■ About this exercise: Copy the note agreement amendment from "NOW, THEREFORE, upon" up to and including "SECTION 1. AMENDMENTS.", substituting "Issuer" for every "Company".

■ Passage provided:
* * *
B. WHEREAS, capitalized terms used herein shall have the respective meanings ascribed thereto in the Note Purchase Agreement unless herein defined or the context shall otherwise require;
C. WHEREAS, the Company has requested that the Noteholders make certain amendments to the Note Purchase Agreement;
D. WHEREAS, the Required Holders have agreed to the Company’s amendment request and the Required Holders now desire to amend the Note Purchase Agreement in the respects, but only in the
respects, hereinafter set forth; and
E. WHEREAS, all requirements of law have been fully complied with and all other acts and things necessary to make this Amendment a valid, legal and binding instrument according to its
terms for the purposes herein expressed have been done or performed.
NOW, THEREFORE, upon the full and complete satisfaction of the conditions precedent to the effectiveness of this Amendment set forth in Section 3.1 hereof, and in consideration of good and valuable
consideration the receipt and sufficiency of which are hereby acknowledged, the Company and the Noteholders do hereby agree as follows:
SECTION 1. AMENDMENTS.
1.1. A new Section 9.9 of the Note Purchase Agreement shall be added to read as follows:
Section 9.9. Rating on the Notes. The Company will use commercially reasonable efforts to obtain a Debt
Rating for the Notes from a NRSRO as soon as practicable and, in any event, on or before May 1, 2022. After the Company has obtained such initial Debt Rating for the Notes, the Company shall at all times thereafter maintain a Debt Rating for the
Notes from a NRSRO; provided, that, if the applicable NRSRO (i) ceases providing a Debt Rating for the Notes without having provided the Company with at least 60
days advance notice (other than as a result of the Company failing to pay applicable fees and expenses or failing to reasonably cooperate with the NRSRO)(the earlier of the date notice is provided to the Company or, if no notice is provided, the
date the NRSRO ceases providing the Debt Rating, a “Ratings Withdrawal Event”), or (ii) ceases to qualify as a NRSRO (the date of such event, a “Ratings Agency Event”
and, together with a Ratings Withdrawal Event, a “Ratings Termination Event”), then the Company shall use its commercially reasonable efforts to obtain a new Debt Rating for the Notes from a NRSRO as soon as
practicable and, in any event, on or before the 60th day following the Ratings Termination Event or, if the Company diligently pursues a new Debt Rating but is unable to do so by the 60th day following the Ratings Termination Event, such period
shall be extended for an additional 30 days. Evidence of any Debt Rating shall (a) be delivered by the Company to the holders of the Notes (1) at least annually (but not more than 30 days prior to each anniversary of the date on which such Debt
Rating was initially obtained) and (2) promptly upon any change in such Debt Rating, (b) set forth the Debt Rating for each series of the Notes, (c) refer to the Private Placement Number issued by CUSIP Global Services, in respect of the Notes, (d)
* * *
■ Source information:
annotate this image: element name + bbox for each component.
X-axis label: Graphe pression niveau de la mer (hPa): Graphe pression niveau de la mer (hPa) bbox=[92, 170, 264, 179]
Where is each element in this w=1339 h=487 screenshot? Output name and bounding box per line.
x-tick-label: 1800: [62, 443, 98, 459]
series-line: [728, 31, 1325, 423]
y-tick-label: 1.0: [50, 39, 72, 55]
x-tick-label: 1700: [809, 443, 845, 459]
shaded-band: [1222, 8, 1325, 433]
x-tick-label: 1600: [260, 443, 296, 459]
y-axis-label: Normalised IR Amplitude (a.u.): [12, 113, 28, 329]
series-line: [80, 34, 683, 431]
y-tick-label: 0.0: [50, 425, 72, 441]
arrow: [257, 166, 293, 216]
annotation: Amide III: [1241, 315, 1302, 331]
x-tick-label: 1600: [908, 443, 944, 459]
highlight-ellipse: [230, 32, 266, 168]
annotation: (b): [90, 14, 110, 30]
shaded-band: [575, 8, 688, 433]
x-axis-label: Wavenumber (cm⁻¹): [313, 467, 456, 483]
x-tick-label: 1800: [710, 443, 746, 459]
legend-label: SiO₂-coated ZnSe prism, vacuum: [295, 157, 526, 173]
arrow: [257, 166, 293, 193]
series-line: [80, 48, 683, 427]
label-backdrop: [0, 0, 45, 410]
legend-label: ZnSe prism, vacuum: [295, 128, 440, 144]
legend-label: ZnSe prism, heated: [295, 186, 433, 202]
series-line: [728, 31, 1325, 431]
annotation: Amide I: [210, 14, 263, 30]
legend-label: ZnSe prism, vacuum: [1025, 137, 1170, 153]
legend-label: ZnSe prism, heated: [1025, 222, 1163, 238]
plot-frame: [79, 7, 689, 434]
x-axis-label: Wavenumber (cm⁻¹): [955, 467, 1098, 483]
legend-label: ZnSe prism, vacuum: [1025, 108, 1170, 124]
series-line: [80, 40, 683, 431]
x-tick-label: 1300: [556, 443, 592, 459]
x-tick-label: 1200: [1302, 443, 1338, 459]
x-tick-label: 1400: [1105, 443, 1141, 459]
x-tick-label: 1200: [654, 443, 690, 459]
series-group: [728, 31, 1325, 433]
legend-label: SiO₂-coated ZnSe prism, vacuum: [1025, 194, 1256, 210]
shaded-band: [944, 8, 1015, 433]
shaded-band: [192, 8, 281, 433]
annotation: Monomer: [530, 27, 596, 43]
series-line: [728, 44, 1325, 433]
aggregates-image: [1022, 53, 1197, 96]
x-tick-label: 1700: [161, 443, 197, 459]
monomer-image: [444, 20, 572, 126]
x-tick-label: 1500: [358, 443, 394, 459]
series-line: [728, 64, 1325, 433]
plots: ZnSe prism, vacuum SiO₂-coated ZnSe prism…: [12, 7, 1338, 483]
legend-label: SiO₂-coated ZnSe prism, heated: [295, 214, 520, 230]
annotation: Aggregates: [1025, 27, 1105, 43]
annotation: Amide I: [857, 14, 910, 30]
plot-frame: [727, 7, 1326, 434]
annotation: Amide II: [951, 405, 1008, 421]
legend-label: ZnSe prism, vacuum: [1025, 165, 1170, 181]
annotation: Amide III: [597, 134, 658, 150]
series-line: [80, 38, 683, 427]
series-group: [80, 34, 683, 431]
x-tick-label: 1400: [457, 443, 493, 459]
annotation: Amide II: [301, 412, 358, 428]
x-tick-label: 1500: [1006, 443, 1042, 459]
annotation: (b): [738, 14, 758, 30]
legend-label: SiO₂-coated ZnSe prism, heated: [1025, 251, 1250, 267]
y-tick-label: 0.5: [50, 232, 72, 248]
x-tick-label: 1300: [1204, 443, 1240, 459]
* * *
■ Answer to the exercise:
NOW, THEREFORE, upon the full and complete satisfaction of the conditions precedent to the effectiveness of this Amendment set forth in Section 3.1 hereof, and in consideration of good and valuable
consideration the receipt and sufficiency of which are hereby acknowledged, the Issuer and the Noteholders do hereby agree as follows:
SECTION 1. AMENDMENTS.